## WORK TO BE COMPLETED
Look below and pull out each line with the word "photo".
****
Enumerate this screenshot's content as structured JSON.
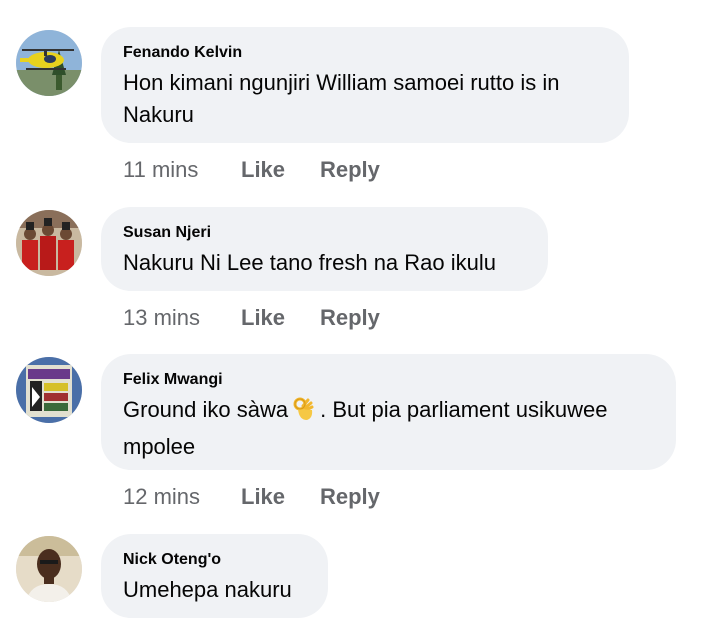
{
  "comments": [
    {
      "author": "Fenando Kelvin",
      "text": "Hon kimani ngunjiri William samoei rutto is in Nakuru",
      "time": "11 mins",
      "like": "Like",
      "reply": "Reply",
      "avatar_icon": "helicopter-photo"
    },
    {
      "author": "Susan Njeri",
      "text": "Nakuru Ni Lee tano fresh na Rao ikulu",
      "time": "13 mins",
      "like": "Like",
      "reply": "Reply",
      "avatar_icon": "group-red-uniforms-photo"
    },
    {
      "author": "Felix Mwangi",
      "text_before": "Ground iko sàwa",
      "emoji": "ok-hand-emoji",
      "text_after": ". But pia parliament usikuwee mpolee",
      "time": "12 mins",
      "like": "Like",
      "reply": "Reply",
      "avatar_icon": "poster-photo"
    },
    {
      "author": "Nick Oteng'o",
      "text": "Umehepa nakuru",
      "avatar_icon": "man-portrait-photo"
    }
  ],
  "colors": {
    "bubble": "#f0f2f5",
    "text": "#050505",
    "meta": "#65676b"
  }
}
****
## SOLUTION TO THE PROBLEM
      "avatar_icon": "helicopter-photo"
      "avatar_icon": "group-red-uniforms-photo"
      "avatar_icon": "poster-photo"
      "avatar_icon": "man-portrait-photo"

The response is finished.